Source document

Societies that live like this have a very hard time advancing, because they’re armed camps. They can only advance when a great tyrant or group arises who can say, “You all belong to me, and only I get to kill people” — and they have to make that stick. This is, sadly, most of what civilization has been. “I get to hurt people, and no one else does.”
To live in a good society, where the weak aren’t treated terribly (and the weak are often, y’know, the scientists and artists and all the people who make the world worth living in), and where even the strong are not in fear all the time, means getting out of this trap.
To do so, you start by treating everyone equally, and by keeping your own laws. If you say someone else can’t do it, you can’t do it either. This makes people trust you, and in time, trust each other. If you move from the rule of a tyrant to the rule of a group that enforces fair and equal rules, then you move into a place of trust. Fear goes down and down, and the society or civilization becomes a better and better place to live.
But unless there is only one society or group, there are always outgroups and the fear of what they do. Things like international law were attempts to make only group, one set of rules, and so on. In practice, the problem has been twofold. First, international law has been obeyed only by the weak — except when the strong have made a law it’s not in in their short term interest to break. The second is that some groups, for example the Chinese, weren’t allowed to meaningfully participate in making the rules. (Heck, in some ways, even Europe wasn’t. The US controlled half the world’s industry, and they made the rules.)

[Dataset records]
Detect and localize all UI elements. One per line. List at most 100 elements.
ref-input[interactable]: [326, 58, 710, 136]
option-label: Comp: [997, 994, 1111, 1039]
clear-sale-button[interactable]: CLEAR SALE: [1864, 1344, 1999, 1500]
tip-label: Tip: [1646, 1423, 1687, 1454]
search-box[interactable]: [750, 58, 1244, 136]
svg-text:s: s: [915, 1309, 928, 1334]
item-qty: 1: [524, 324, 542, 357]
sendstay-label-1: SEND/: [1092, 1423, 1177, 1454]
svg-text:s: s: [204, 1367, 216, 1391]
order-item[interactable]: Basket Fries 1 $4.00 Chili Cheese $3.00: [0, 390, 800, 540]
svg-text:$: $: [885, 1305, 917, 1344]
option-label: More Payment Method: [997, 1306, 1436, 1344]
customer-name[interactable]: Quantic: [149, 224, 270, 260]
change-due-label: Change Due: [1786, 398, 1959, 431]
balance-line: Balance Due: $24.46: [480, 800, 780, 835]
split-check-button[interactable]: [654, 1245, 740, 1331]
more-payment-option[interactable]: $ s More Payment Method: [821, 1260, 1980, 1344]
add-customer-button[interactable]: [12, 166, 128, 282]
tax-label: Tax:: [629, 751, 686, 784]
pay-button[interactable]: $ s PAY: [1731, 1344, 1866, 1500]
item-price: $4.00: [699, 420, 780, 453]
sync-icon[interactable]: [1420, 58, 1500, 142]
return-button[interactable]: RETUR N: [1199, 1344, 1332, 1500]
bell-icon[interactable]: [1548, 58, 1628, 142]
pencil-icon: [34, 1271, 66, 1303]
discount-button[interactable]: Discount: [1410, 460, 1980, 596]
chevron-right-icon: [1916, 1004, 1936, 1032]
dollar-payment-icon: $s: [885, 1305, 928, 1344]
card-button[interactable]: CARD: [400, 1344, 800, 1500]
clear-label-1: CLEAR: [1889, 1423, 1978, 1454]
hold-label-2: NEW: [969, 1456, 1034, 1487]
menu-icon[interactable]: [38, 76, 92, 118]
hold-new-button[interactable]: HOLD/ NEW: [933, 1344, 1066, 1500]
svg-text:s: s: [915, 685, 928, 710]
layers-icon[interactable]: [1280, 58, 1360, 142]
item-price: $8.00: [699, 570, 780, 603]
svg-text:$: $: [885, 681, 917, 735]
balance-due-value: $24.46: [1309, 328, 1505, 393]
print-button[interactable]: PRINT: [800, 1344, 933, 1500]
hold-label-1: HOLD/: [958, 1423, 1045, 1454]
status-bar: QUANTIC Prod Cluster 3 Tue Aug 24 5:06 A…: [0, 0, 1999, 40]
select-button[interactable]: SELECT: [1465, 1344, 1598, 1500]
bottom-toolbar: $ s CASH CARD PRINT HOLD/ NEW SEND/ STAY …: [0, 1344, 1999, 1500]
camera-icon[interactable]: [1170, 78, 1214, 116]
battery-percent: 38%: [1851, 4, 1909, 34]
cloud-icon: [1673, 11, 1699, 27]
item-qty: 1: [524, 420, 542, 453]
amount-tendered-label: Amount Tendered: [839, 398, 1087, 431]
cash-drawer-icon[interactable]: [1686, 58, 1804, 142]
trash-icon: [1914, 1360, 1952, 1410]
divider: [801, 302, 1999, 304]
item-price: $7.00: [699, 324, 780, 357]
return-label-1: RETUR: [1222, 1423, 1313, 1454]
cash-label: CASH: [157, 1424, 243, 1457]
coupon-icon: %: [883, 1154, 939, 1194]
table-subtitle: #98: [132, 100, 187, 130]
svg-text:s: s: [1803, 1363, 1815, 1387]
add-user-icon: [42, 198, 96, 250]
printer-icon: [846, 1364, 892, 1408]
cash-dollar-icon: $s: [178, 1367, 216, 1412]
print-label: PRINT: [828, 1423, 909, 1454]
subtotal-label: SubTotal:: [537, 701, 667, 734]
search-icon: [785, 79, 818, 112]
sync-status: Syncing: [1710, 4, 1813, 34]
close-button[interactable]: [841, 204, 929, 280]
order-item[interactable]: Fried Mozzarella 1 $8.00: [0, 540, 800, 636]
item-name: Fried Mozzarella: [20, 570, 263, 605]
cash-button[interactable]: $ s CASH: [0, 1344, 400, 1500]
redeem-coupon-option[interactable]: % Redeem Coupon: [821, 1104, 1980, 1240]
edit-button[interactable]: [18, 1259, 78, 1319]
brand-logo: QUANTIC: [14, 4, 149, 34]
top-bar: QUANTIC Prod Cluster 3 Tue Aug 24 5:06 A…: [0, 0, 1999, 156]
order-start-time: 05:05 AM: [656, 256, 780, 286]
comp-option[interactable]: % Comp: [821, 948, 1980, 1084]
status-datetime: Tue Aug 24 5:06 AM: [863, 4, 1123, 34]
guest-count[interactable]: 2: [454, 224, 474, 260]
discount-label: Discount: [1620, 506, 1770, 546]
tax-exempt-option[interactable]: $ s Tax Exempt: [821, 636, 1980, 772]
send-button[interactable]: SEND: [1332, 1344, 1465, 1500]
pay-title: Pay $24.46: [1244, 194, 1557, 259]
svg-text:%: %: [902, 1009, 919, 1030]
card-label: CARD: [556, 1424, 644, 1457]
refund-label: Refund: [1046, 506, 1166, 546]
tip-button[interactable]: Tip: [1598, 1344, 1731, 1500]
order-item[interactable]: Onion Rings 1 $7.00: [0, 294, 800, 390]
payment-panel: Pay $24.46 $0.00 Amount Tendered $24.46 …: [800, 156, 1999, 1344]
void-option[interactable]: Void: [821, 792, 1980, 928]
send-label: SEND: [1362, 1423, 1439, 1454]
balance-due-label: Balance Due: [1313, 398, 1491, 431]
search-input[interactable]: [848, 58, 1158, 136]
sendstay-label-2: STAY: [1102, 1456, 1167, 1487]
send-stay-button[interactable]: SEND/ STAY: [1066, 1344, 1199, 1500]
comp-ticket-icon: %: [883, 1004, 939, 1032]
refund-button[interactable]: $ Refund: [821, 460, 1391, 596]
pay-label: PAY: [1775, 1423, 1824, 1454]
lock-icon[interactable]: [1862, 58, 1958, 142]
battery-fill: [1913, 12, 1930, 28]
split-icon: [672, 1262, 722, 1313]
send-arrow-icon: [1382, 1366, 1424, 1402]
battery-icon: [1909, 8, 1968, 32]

Set of tasks
• a. Translate this sentence from the source text into Spanish: "If you say someone else can’t do it, you can’t do it either."
• b. Using the source text, answer these questions:
(i) According to the source text, what two things do you start by doing to get out of the trap?
(ii) By whom has international law been obeyed, apart from the stated exception?
(iii) What share of the world's industry did the US control?
• c. Rewrite the part of the source text starting with "But unless there" and going on through "made the rules.)", swapping "international law" for "world law".
These dataset records come from a different source than the text.

Solved tasks
• a. Si dices que otra persona no puede hacerlo, tú tampoco puedes hacerlo.

• b.
(i) Treating everyone equally and keeping your own laws.
(ii) Only by the weak.
(iii) Half.

• c.
But unless there is only one society or group, there are always outgroups and the fear of what they do. Things like world law were attempts to make only group, one set of rules, and so on. In practice, the problem has been twofold. First, world law has been obeyed only by the weak — except when the strong have made a law it’s not in in their short term interest to break. The second is that some groups, for example the Chinese, weren’t allowed to meaningfully participate in making the rules. (Heck, in some ways, even Europe wasn’t. The US controlled half the world’s industry, and they made the rules.)